--- START OF Given records ---
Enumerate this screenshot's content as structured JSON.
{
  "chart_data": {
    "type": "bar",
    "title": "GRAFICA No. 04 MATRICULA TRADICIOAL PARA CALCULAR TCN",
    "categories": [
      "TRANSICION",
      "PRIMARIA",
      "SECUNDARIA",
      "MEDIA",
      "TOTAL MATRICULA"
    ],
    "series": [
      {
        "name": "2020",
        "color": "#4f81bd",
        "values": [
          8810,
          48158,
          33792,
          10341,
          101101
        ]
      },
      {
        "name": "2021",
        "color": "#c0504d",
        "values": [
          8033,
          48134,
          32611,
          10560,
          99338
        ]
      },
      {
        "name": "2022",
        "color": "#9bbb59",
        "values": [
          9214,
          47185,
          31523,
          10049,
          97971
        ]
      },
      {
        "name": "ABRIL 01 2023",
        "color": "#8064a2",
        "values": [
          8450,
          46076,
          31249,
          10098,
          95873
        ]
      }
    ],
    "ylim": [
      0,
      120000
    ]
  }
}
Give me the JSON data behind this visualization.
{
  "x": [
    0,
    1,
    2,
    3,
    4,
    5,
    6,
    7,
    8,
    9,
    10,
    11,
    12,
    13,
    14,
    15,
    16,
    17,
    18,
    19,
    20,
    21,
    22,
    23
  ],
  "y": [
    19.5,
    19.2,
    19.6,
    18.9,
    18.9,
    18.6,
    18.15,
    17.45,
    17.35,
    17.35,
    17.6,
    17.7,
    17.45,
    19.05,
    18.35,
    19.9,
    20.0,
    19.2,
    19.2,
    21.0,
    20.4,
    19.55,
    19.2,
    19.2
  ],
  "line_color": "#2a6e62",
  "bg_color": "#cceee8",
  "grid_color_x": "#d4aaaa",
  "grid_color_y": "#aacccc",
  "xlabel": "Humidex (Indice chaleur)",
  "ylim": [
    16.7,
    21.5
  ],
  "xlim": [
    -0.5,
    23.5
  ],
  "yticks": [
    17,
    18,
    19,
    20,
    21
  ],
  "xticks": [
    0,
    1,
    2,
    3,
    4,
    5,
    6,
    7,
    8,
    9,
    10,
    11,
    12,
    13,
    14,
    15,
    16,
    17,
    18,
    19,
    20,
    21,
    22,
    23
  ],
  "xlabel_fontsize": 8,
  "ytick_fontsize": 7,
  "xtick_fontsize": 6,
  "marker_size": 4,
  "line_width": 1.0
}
--- END OF Given records ---
Set task: Would you give the material above again, complete and exact?

Task solution:
Enumerate this screenshot's content as structured JSON.
{
  "chart_data": {
    "type": "bar",
    "title": "GRAFICA No. 04 MATRICULA TRADICIOAL PARA CALCULAR TCN",
    "categories": [
      "TRANSICION",
      "PRIMARIA",
      "SECUNDARIA",
      "MEDIA",
      "TOTAL MATRICULA"
    ],
    "series": [
      {
        "name": "2020",
        "color": "#4f81bd",
        "values": [
          8810,
          48158,
          33792,
          10341,
          101101
        ]
      },
      {
        "name": "2021",
        "color": "#c0504d",
        "values": [
          8033,
          48134,
          32611,
          10560,
          99338
        ]
      },
      {
        "name": "2022",
        "color": "#9bbb59",
        "values": [
          9214,
          47185,
          31523,
          10049,
          97971
        ]
      },
      {
        "name": "ABRIL 01 2023",
        "color": "#8064a2",
        "values": [
          8450,
          46076,
          31249,
          10098,
          95873
        ]
      }
    ],
    "ylim": [
      0,
      120000
    ]
  }
}
Give me the JSON data behind this visualization.
{
  "x": [
    0,
    1,
    2,
    3,
    4,
    5,
    6,
    7,
    8,
    9,
    10,
    11,
    12,
    13,
    14,
    15,
    16,
    17,
    18,
    19,
    20,
    21,
    22,
    23
  ],
  "y": [
    19.5,
    19.2,
    19.6,
    18.9,
    18.9,
    18.6,
    18.15,
    17.45,
    17.35,
    17.35,
    17.6,
    17.7,
    17.45,
    19.05,
    18.35,
    19.9,
    20.0,
    19.2,
    19.2,
    21.0,
    20.4,
    19.55,
    19.2,
    19.2
  ],
  "line_color": "#2a6e62",
  "bg_color": "#cceee8",
  "grid_color_x": "#d4aaaa",
  "grid_color_y": "#aacccc",
  "xlabel": "Humidex (Indice chaleur)",
  "ylim": [
    16.7,
    21.5
  ],
  "xlim": [
    -0.5,
    23.5
  ],
  "yticks": [
    17,
    18,
    19,
    20,
    21
  ],
  "xticks": [
    0,
    1,
    2,
    3,
    4,
    5,
    6,
    7,
    8,
    9,
    10,
    11,
    12,
    13,
    14,
    15,
    16,
    17,
    18,
    19,
    20,
    21,
    22,
    23
  ],
  "xlabel_fontsize": 8,
  "ytick_fontsize": 7,
  "xtick_fontsize": 6,
  "marker_size": 4,
  "line_width": 1.0
}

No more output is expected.